--- START DATASET CONTENT ---

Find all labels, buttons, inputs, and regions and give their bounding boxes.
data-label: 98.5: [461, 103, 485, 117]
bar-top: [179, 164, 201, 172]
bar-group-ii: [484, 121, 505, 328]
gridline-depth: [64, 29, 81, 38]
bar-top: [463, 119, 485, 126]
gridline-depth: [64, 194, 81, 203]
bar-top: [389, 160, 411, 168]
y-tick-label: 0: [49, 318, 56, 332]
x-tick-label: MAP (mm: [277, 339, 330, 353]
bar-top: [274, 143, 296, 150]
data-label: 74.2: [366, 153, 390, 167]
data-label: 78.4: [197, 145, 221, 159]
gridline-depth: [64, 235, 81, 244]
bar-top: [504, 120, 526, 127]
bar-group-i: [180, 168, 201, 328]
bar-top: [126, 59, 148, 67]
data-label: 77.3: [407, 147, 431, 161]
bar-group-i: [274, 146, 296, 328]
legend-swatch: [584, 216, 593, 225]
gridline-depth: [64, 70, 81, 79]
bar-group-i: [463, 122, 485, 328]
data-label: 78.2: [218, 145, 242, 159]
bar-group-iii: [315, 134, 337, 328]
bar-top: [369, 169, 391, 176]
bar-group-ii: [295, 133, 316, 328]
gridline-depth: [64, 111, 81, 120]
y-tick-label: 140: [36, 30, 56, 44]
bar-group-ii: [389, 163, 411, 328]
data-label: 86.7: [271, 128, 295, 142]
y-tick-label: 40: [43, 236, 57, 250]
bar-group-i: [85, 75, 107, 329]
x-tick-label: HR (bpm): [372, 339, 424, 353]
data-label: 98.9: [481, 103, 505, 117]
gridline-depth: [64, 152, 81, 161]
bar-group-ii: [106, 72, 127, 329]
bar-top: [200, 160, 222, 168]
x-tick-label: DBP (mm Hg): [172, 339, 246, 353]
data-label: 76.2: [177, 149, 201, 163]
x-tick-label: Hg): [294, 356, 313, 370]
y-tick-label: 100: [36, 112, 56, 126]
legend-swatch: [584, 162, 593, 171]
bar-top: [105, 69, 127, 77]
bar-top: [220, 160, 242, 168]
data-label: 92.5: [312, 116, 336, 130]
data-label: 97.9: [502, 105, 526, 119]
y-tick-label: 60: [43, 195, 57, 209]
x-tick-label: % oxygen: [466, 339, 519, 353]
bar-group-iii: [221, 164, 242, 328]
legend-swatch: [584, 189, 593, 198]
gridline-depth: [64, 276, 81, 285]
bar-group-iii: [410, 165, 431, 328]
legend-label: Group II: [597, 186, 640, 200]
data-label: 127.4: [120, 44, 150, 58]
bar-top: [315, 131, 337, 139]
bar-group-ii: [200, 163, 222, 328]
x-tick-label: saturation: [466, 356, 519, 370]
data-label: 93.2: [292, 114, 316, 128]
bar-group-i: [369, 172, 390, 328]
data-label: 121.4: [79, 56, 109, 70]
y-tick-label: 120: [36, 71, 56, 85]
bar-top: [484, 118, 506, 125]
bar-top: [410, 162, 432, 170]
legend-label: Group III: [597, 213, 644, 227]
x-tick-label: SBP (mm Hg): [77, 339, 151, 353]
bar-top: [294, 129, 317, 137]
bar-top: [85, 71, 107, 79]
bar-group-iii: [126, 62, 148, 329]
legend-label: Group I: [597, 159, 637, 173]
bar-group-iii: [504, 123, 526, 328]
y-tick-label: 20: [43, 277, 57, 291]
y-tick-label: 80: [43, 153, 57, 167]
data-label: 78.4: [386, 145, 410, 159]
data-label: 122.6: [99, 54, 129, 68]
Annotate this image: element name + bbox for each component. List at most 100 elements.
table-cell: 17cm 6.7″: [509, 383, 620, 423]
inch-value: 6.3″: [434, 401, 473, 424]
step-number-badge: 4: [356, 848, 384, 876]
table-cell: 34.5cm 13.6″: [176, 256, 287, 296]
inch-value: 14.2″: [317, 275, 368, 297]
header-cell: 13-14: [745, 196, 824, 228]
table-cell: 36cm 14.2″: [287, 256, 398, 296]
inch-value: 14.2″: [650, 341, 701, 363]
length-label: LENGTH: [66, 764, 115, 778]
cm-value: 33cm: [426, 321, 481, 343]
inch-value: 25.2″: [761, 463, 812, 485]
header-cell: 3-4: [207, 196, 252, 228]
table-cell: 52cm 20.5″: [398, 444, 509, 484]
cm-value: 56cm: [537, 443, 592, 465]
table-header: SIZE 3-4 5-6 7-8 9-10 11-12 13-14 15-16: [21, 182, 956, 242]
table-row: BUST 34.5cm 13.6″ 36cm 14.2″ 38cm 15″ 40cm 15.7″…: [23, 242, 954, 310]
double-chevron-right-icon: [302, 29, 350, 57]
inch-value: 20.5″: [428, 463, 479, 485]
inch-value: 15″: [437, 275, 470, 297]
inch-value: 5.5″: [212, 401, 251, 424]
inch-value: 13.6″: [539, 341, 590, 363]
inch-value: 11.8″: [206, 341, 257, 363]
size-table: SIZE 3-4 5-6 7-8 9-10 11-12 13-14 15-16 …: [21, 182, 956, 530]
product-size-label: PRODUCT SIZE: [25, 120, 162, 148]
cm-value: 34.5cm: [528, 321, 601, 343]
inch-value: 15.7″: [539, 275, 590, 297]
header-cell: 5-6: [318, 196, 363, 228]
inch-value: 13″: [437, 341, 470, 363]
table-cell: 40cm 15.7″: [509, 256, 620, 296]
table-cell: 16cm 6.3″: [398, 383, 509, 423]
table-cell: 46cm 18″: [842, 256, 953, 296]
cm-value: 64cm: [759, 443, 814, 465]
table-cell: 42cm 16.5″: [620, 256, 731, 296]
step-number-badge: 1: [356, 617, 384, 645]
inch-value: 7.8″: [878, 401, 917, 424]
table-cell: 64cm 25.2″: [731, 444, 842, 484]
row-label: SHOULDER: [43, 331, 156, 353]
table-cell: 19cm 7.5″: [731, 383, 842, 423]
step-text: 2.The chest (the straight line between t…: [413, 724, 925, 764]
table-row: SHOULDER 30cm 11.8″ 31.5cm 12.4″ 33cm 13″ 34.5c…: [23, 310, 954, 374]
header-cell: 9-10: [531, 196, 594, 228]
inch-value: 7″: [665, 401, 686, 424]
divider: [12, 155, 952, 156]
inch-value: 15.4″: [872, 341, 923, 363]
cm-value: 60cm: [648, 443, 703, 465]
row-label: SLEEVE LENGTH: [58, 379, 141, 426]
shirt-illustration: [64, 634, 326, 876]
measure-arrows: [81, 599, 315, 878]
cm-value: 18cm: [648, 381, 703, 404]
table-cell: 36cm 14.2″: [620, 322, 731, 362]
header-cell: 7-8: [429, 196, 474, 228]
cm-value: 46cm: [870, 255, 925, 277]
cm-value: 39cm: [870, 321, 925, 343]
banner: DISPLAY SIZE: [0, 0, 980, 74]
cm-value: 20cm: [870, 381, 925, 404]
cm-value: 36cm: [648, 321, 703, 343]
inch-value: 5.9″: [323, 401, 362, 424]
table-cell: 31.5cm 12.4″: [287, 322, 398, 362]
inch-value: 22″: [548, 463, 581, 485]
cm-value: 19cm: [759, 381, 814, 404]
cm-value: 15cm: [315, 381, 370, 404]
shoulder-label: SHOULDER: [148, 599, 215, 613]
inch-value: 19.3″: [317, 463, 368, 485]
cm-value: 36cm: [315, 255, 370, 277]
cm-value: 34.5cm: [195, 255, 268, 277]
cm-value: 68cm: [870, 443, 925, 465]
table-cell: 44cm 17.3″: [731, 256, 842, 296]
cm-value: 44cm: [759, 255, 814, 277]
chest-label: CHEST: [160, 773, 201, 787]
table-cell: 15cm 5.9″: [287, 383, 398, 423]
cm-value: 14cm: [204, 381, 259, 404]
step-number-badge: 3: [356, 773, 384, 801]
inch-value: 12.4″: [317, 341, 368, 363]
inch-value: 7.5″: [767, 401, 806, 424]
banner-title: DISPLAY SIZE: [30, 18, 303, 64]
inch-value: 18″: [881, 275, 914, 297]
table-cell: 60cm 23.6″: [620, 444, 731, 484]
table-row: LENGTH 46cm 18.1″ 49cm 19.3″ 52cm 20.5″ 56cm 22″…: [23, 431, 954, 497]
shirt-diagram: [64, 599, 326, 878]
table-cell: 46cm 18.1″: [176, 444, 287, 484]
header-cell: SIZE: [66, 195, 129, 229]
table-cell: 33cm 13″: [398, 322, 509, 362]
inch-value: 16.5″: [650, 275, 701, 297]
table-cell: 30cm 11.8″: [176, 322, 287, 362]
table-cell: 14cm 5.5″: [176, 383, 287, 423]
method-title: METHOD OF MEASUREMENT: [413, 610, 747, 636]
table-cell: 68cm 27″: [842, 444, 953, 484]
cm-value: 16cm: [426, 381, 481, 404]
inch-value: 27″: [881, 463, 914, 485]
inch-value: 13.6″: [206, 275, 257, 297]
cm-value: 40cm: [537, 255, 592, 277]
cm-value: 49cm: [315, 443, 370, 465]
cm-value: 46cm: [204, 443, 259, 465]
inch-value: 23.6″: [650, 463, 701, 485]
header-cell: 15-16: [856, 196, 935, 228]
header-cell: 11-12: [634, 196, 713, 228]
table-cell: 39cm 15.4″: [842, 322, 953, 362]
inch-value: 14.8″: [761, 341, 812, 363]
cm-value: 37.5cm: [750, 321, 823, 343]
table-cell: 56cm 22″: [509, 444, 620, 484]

--- END DATASET CONTENT ---

> [GOAL]
Turn the records from their first line up to and including the line with "bar-top: [504, 120, 526, 127]" into a JSON list of strings, one string per line.

> [THE SOLUTION]
[
  "Find all labels, buttons, inputs, and regions and give their bounding boxes.",
  "data-label: 98.5: [461, 103, 485, 117]",
  "bar-top: [179, 164, 201, 172]",
  "bar-group-ii: [484, 121, 505, 328]",
  "gridline-depth: [64, 29, 81, 38]",
  "bar-top: [463, 119, 485, 126]",
  "gridline-depth: [64, 194, 81, 203]",
  "bar-top: [389, 160, 411, 168]",
  "y-tick-label: 0: [49, 318, 56, 332]",
  "x-tick-label: MAP (mm: [277, 339, 330, 353]",
  "bar-top: [274, 143, 296, 150]",
  "data-label: 74.2: [366, 153, 390, 167]",
  "data-label: 78.4: [197, 145, 221, 159]",
  "gridline-depth: [64, 235, 81, 244]",
  "bar-top: [504, 120, 526, 127]"
]